====== DATA ROWS ======

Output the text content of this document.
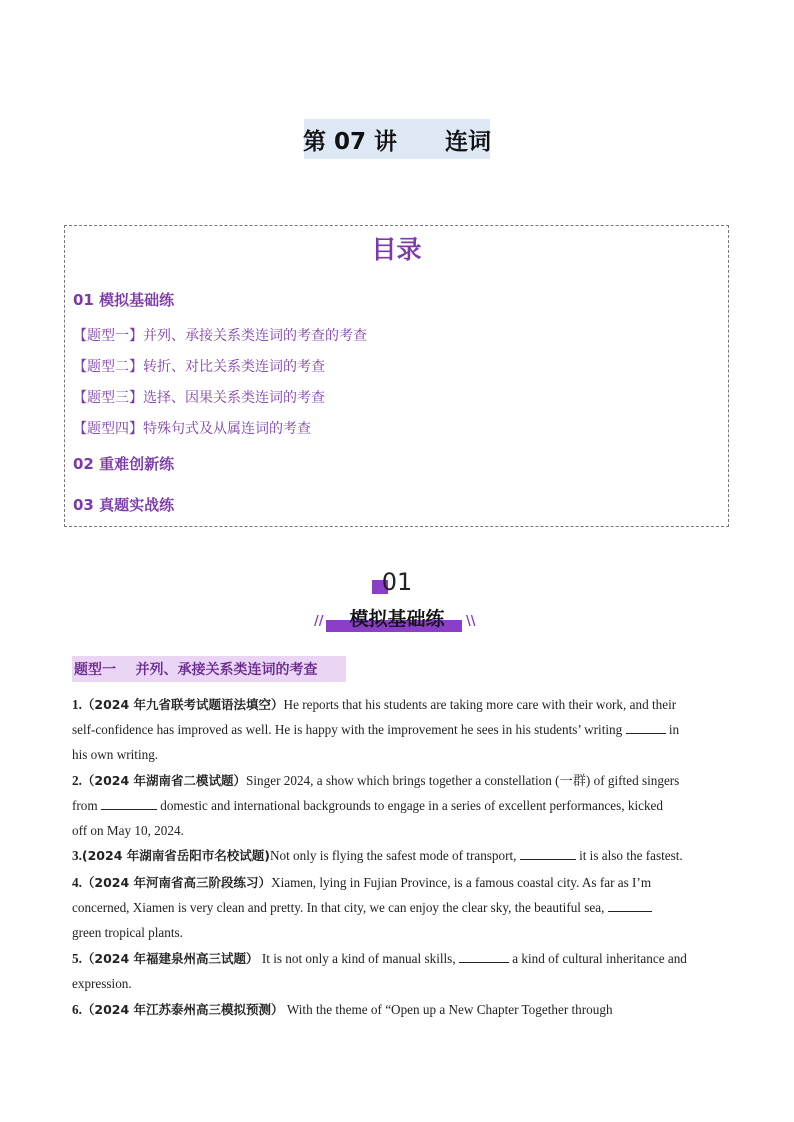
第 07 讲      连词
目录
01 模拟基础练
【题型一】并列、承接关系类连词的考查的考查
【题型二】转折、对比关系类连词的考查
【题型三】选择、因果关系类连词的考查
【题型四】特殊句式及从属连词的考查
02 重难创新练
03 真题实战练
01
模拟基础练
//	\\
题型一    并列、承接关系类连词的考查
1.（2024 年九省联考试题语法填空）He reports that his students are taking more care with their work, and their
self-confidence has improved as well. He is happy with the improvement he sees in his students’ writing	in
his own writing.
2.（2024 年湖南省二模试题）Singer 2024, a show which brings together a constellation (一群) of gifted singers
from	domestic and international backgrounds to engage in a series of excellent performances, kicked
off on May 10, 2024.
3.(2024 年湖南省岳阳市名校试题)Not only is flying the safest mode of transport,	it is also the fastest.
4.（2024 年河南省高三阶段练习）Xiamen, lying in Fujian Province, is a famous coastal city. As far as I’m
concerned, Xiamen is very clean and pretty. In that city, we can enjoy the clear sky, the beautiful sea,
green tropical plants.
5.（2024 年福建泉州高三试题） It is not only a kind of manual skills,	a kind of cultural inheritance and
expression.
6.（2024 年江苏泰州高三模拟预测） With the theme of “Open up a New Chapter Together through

======

**YOUR GOAL**
Transcribe the complete set of entries verbatim. No pictures belong in the copy.

**EXPECTED OUTPUT**
Output the text content of this document.
第 07 讲      连词
目录
01 模拟基础练
【题型一】并列、承接关系类连词的考查的考查
【题型二】转折、对比关系类连词的考查
【题型三】选择、因果关系类连词的考查
【题型四】特殊句式及从属连词的考查
02 重难创新练
03 真题实战练
01
模拟基础练
//	\\
题型一    并列、承接关系类连词的考查
1.（2024 年九省联考试题语法填空）He reports that his students are taking more care with their work, and their
self-confidence has improved as well. He is happy with the improvement he sees in his students’ writing	in
his own writing.
2.（2024 年湖南省二模试题）Singer 2024, a show which brings together a constellation (一群) of gifted singers
from	domestic and international backgrounds to engage in a series of excellent performances, kicked
off on May 10, 2024.
3.(2024 年湖南省岳阳市名校试题)Not only is flying the safest mode of transport,	it is also the fastest.
4.（2024 年河南省高三阶段练习）Xiamen, lying in Fujian Province, is a famous coastal city. As far as I’m
concerned, Xiamen is very clean and pretty. In that city, we can enjoy the clear sky, the beautiful sea,
green tropical plants.
5.（2024 年福建泉州高三试题） It is not only a kind of manual skills,	a kind of cultural inheritance and
expression.
6.（2024 年江苏泰州高三模拟预测） With the theme of “Open up a New Chapter Together through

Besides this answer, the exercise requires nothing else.